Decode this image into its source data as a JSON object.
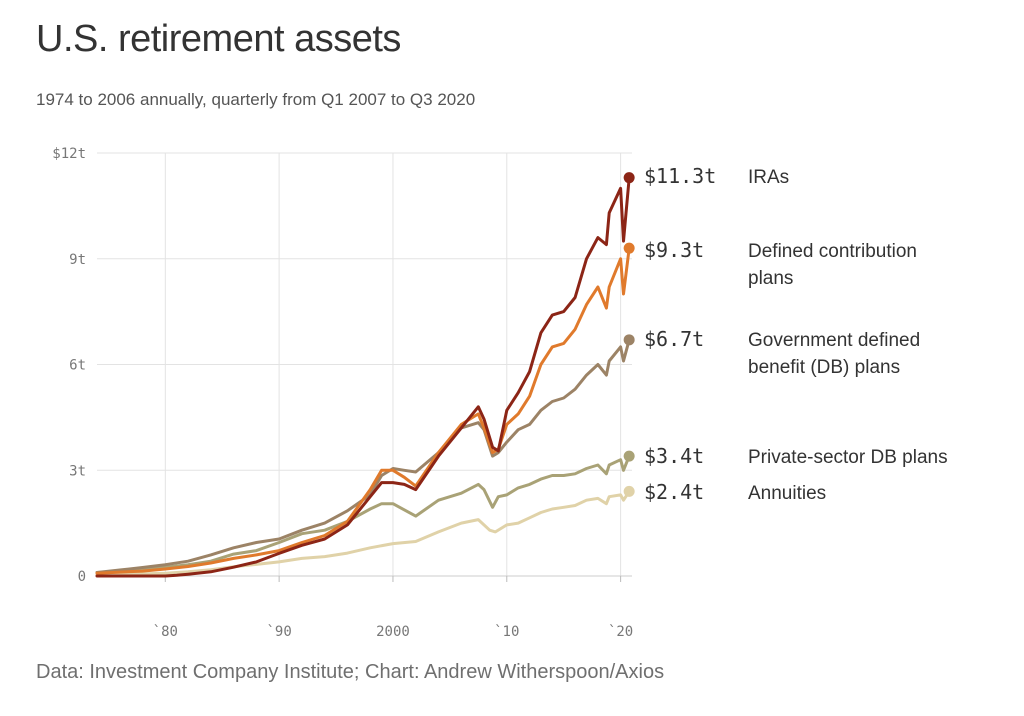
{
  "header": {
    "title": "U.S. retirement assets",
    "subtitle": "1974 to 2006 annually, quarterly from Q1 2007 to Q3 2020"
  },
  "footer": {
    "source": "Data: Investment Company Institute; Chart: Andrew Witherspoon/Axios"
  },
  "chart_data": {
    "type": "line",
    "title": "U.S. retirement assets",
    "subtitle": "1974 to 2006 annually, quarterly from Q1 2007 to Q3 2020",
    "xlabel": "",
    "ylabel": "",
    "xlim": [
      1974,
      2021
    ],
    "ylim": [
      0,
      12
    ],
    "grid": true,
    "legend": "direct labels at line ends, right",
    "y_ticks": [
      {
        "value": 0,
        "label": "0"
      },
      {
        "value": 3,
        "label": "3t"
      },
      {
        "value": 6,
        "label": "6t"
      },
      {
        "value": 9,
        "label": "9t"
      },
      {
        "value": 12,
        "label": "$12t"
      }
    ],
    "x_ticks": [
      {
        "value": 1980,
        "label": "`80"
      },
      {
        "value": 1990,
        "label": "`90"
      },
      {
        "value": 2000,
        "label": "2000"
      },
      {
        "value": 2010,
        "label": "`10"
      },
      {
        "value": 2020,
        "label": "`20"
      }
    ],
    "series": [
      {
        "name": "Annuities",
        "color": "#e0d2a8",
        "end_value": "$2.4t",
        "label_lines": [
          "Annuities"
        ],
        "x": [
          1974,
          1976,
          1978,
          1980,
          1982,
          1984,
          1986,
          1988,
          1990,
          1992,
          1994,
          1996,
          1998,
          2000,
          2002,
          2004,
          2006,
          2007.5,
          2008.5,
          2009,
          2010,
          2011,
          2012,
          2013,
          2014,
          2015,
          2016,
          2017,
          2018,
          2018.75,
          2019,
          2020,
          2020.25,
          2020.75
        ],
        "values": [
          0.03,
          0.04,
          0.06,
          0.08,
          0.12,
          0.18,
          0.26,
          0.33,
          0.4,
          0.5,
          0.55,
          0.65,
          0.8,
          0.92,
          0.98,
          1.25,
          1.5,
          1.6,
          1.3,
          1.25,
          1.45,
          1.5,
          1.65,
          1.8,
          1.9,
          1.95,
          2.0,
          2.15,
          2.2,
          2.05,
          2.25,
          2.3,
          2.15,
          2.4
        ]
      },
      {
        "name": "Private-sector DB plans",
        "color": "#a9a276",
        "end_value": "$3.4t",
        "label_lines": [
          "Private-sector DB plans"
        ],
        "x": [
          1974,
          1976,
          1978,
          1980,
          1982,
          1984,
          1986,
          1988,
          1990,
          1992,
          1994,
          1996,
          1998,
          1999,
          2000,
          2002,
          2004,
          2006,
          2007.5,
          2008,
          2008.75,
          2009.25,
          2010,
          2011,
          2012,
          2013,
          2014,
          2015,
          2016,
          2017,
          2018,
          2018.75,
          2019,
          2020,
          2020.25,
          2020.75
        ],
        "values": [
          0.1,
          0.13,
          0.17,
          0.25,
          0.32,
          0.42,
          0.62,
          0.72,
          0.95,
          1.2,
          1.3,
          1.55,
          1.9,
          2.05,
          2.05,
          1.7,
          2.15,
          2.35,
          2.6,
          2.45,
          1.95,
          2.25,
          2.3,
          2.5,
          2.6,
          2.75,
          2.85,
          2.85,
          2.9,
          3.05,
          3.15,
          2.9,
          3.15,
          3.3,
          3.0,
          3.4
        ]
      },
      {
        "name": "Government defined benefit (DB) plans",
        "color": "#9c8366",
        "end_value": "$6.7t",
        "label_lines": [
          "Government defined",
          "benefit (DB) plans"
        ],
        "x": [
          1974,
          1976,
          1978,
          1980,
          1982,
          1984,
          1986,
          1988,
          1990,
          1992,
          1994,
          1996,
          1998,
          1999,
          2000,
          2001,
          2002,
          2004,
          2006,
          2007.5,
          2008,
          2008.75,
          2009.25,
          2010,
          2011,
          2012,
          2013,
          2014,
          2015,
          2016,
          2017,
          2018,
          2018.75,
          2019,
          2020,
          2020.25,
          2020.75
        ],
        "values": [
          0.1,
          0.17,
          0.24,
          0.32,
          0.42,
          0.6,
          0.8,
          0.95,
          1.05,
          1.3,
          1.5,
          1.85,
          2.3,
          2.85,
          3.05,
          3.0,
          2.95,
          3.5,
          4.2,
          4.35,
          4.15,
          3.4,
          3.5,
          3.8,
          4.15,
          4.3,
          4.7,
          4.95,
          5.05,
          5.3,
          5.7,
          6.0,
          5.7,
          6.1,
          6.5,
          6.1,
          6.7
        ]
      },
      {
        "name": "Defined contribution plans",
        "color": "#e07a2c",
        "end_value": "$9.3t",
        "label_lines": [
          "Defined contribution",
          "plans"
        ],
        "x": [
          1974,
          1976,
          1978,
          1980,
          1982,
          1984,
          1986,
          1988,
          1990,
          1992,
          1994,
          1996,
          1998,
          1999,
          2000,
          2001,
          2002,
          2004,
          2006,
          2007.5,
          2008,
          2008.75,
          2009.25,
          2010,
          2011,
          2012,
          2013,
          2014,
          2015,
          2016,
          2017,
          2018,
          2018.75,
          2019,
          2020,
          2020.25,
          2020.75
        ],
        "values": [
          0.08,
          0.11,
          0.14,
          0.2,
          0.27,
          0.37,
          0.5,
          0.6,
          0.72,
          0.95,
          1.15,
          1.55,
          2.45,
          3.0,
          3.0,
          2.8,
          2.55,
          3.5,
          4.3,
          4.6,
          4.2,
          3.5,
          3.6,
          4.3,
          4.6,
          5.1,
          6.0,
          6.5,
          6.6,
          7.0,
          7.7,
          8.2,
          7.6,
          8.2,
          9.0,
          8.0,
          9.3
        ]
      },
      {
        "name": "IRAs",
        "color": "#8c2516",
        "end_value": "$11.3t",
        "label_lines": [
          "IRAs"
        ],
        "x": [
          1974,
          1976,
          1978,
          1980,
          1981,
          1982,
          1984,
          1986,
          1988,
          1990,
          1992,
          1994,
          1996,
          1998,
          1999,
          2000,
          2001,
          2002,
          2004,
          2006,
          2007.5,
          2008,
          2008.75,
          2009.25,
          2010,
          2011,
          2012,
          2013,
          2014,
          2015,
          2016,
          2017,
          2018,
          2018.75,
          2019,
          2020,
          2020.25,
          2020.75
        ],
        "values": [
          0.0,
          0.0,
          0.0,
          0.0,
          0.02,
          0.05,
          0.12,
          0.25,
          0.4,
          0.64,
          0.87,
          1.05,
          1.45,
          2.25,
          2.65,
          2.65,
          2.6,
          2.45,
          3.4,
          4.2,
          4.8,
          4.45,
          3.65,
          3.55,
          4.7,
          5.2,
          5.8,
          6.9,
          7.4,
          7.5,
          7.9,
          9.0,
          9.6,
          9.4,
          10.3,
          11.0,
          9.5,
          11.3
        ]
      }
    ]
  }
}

- - -

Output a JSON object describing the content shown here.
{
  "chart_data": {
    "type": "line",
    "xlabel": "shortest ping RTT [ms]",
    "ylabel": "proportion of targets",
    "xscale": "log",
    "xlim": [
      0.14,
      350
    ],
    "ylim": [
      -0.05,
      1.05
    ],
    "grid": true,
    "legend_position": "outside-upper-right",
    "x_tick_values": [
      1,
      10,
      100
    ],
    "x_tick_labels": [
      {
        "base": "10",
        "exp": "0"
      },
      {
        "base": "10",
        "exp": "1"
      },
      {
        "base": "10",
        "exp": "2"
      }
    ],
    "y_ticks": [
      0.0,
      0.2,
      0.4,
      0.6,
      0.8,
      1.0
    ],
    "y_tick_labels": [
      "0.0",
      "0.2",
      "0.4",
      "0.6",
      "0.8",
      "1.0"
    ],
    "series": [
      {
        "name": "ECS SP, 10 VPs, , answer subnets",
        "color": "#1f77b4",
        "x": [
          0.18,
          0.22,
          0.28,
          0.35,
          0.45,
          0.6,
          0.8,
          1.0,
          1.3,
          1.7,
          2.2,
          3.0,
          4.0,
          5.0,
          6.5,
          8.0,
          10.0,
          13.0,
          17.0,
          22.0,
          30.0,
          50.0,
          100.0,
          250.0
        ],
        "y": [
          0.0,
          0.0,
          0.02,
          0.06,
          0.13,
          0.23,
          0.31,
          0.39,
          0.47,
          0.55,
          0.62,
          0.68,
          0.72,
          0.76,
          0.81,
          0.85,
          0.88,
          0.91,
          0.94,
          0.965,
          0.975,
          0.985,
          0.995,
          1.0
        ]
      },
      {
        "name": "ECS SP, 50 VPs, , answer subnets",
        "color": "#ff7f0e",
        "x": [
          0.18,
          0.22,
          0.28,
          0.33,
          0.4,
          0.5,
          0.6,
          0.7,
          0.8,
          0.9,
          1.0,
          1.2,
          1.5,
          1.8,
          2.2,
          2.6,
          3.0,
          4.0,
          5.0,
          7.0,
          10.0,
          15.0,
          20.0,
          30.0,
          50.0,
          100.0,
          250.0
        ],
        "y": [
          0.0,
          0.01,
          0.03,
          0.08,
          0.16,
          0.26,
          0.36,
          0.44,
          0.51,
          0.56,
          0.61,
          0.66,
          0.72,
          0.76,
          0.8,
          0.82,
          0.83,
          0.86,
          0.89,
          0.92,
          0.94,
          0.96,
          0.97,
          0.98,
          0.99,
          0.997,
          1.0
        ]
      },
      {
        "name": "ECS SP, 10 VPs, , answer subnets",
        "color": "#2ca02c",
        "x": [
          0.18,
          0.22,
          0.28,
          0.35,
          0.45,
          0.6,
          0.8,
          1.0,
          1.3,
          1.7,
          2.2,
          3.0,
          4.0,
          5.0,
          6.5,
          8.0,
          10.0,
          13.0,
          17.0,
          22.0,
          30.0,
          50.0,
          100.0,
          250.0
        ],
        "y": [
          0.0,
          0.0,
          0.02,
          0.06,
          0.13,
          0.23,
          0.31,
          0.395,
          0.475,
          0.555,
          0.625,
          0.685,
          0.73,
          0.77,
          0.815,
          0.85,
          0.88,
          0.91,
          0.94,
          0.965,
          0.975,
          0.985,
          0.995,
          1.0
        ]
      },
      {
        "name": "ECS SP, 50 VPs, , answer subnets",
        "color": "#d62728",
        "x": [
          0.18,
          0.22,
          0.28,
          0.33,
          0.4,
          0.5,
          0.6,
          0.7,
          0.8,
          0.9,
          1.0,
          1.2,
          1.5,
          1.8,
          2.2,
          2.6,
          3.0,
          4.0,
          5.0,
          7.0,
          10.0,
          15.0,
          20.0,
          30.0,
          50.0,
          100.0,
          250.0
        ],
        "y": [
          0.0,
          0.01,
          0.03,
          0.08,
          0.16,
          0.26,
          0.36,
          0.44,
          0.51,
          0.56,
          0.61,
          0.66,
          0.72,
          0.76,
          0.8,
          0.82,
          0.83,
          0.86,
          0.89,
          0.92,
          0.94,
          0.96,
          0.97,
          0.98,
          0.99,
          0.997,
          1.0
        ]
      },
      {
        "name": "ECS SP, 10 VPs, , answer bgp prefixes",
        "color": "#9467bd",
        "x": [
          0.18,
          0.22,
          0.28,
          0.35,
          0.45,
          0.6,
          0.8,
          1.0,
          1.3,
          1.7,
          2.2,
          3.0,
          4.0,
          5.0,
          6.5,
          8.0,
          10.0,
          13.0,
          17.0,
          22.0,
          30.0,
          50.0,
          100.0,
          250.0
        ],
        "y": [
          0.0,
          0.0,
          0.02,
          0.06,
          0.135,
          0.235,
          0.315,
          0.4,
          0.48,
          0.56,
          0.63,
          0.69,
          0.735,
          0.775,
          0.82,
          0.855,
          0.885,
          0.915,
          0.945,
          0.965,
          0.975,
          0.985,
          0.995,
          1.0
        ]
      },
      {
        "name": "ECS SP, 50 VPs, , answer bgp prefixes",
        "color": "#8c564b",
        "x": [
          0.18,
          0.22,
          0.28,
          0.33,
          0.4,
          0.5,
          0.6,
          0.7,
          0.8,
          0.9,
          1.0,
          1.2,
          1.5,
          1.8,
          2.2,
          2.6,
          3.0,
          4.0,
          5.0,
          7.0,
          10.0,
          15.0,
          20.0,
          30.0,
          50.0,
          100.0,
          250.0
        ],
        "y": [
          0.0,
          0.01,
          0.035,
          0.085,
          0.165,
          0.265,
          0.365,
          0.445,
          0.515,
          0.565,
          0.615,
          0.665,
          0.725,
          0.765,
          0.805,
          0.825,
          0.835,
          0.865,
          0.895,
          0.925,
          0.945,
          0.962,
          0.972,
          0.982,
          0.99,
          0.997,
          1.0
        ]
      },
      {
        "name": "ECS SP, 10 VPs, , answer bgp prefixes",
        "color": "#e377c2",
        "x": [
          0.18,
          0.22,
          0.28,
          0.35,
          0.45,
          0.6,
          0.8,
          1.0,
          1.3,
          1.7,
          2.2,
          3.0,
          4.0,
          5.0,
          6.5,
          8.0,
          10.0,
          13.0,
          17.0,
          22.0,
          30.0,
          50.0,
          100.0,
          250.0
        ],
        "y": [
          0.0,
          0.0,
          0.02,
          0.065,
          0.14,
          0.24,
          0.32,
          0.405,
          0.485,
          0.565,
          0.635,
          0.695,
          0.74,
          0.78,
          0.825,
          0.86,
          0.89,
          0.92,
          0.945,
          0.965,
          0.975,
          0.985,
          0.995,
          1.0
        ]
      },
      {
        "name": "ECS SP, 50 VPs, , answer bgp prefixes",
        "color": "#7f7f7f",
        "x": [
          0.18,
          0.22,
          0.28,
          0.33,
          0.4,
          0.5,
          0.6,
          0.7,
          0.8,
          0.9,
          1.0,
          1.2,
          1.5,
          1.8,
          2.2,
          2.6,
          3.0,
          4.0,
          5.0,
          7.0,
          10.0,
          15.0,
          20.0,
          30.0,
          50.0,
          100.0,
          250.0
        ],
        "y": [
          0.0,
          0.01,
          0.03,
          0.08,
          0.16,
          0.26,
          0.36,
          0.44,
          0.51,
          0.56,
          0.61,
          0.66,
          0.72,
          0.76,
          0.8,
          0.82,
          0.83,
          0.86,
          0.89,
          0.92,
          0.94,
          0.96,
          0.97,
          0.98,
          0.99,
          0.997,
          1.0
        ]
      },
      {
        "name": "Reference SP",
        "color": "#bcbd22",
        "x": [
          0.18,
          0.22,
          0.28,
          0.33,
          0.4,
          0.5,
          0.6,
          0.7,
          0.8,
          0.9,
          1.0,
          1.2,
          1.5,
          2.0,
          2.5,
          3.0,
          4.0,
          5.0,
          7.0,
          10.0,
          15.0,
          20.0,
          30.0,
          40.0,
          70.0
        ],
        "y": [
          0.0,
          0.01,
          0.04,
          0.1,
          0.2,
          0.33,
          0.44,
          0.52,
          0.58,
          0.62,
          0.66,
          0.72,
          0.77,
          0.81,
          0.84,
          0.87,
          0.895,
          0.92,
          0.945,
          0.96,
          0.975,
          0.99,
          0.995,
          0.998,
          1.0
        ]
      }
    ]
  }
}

- - -

Your answer should be one number: how many lines of the listing include the word "contribution".

# Solution for this task:
2